### TASK INSTRUCTIONS
Go through the entries below and print each one exactly, leaving out pictures.

### EXERCISE MATERIALS
....................

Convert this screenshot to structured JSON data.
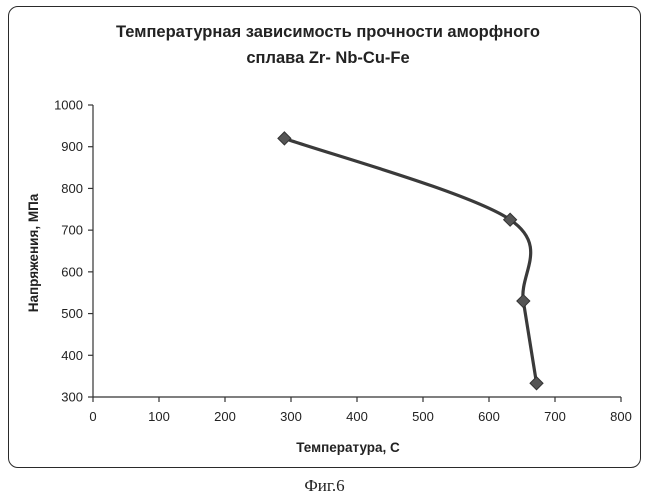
{
  "chart_data": {
    "type": "line",
    "title_lines": [
      "Температурная зависимость прочности аморфного",
      "сплава Zr- Nb-Cu-Fe"
    ],
    "xlabel": "Температура, С",
    "ylabel": "Напряжения, МПа",
    "xlim": [
      0,
      800
    ],
    "ylim": [
      300,
      1000
    ],
    "x_ticks": [
      "0",
      "100",
      "200",
      "300",
      "400",
      "500",
      "600",
      "700",
      "800"
    ],
    "y_ticks": [
      "300",
      "400",
      "500",
      "600",
      "700",
      "800",
      "900",
      "1000"
    ],
    "grid": false,
    "legend": "none",
    "series": [
      {
        "marker": "diamond",
        "color": "#3a3a3a",
        "x": [
          290,
          632,
          652,
          672
        ],
        "y": [
          920,
          725,
          530,
          333
        ]
      }
    ]
  },
  "caption": "Фиг.6"
}
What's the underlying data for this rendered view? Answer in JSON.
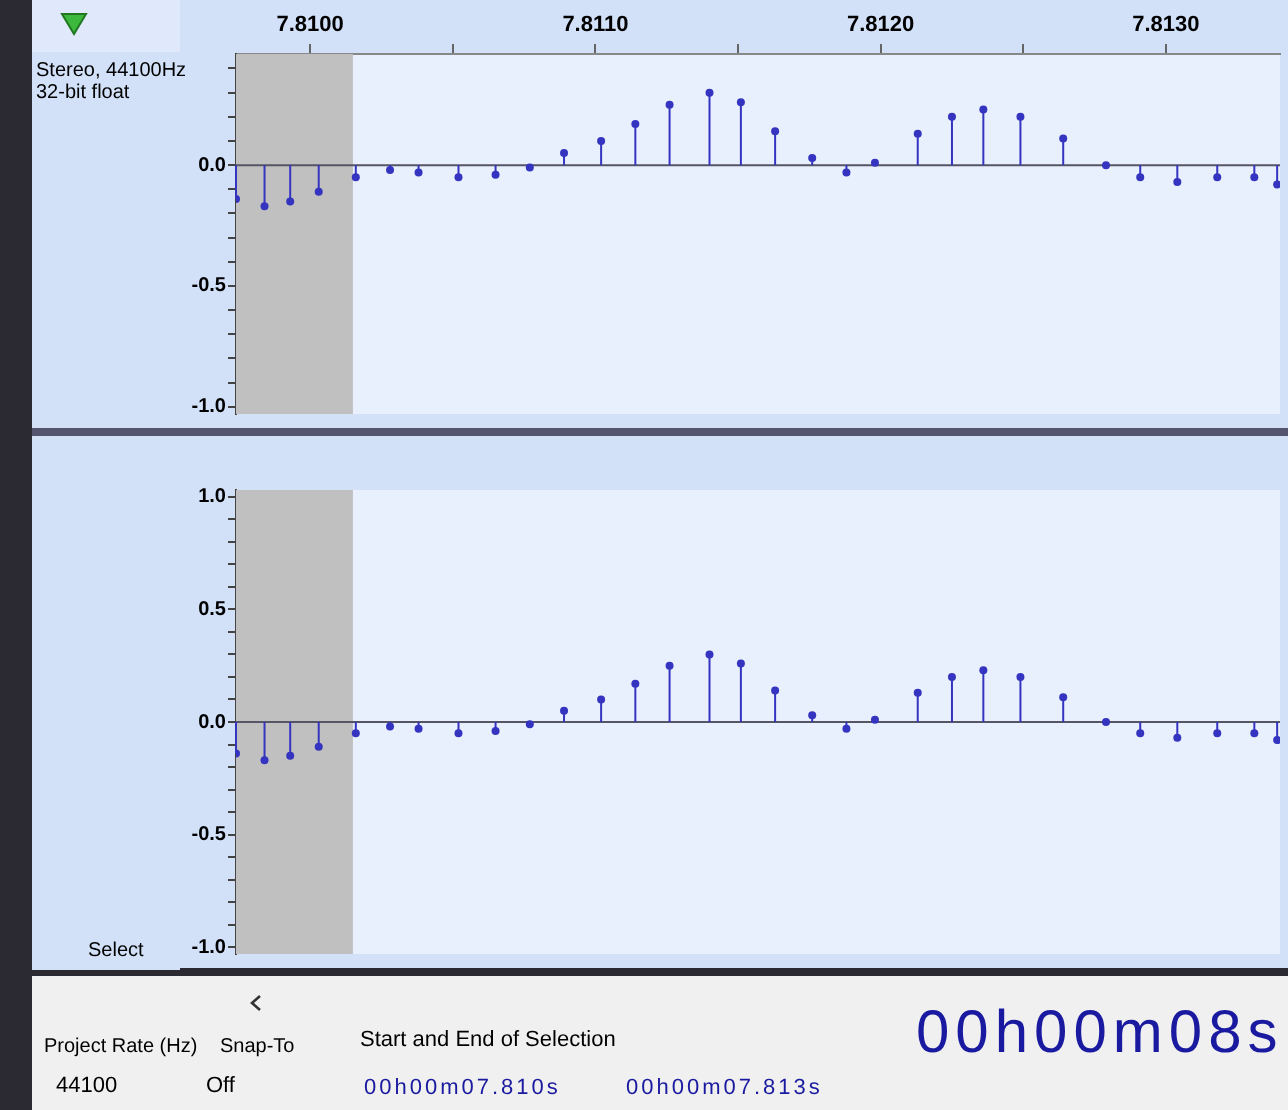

....................

### RESULT FOR THIS EXERCISE
Convert this screenshot to structured JSON data.
{
  "chart_data": {
    "type": "line",
    "title_lines": [
      "Температурная зависимость прочности аморфного",
      "сплава Zr- Nb-Cu-Fe"
    ],
    "xlabel": "Температура, С",
    "ylabel": "Напряжения, МПа",
    "xlim": [
      0,
      800
    ],
    "ylim": [
      300,
      1000
    ],
    "x_ticks": [
      "0",
      "100",
      "200",
      "300",
      "400",
      "500",
      "600",
      "700",
      "800"
    ],
    "y_ticks": [
      "300",
      "400",
      "500",
      "600",
      "700",
      "800",
      "900",
      "1000"
    ],
    "grid": false,
    "legend": "none",
    "series": [
      {
        "marker": "diamond",
        "color": "#3a3a3a",
        "x": [
          290,
          632,
          652,
          672
        ],
        "y": [
          920,
          725,
          530,
          333
        ]
      }
    ]
  },
  "caption": "Фиг.6"
}
What's the underlying data for this rendered view? Answer in JSON.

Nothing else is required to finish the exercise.